**What you will do:**
Pick out each line containing the string "name".

**Extracted information:**

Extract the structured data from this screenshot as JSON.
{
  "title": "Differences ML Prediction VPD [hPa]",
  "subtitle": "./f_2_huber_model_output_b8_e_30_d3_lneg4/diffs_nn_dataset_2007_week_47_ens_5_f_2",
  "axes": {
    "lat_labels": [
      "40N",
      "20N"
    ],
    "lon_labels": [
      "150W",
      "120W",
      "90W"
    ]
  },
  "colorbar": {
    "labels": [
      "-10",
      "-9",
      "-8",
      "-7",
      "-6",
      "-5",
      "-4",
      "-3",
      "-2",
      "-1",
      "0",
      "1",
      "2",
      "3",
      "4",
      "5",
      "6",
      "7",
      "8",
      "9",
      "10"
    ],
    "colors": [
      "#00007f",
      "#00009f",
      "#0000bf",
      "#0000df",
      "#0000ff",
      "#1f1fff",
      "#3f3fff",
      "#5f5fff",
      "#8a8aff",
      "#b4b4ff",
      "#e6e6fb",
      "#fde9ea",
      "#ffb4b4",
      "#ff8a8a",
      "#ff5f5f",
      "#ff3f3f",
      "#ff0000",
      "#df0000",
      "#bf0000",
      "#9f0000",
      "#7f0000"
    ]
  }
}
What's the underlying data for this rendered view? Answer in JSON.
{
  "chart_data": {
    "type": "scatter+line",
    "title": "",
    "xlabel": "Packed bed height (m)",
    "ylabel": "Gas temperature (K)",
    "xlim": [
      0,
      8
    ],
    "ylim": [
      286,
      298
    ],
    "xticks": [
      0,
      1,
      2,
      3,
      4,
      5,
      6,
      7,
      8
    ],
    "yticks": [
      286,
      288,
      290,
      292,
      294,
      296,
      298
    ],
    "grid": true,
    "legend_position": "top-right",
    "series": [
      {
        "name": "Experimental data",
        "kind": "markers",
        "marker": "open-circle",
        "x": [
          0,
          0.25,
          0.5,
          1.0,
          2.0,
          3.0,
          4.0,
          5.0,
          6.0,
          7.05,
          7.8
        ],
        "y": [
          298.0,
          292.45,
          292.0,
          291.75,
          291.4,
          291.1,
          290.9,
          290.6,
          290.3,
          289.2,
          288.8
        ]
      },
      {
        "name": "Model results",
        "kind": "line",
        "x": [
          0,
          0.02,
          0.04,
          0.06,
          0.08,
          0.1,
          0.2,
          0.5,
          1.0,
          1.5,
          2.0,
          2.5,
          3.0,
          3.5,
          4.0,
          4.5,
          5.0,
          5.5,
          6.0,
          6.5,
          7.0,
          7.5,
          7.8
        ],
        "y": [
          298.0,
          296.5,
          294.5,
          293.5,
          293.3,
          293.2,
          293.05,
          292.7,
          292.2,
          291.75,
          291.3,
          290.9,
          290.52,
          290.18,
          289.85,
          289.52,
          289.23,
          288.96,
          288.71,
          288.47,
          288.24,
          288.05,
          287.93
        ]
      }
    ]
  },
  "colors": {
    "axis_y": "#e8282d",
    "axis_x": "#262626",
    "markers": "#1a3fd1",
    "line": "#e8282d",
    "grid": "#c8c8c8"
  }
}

**Exercise response:**
        "name": "Experimental data",
        "name": "Model results",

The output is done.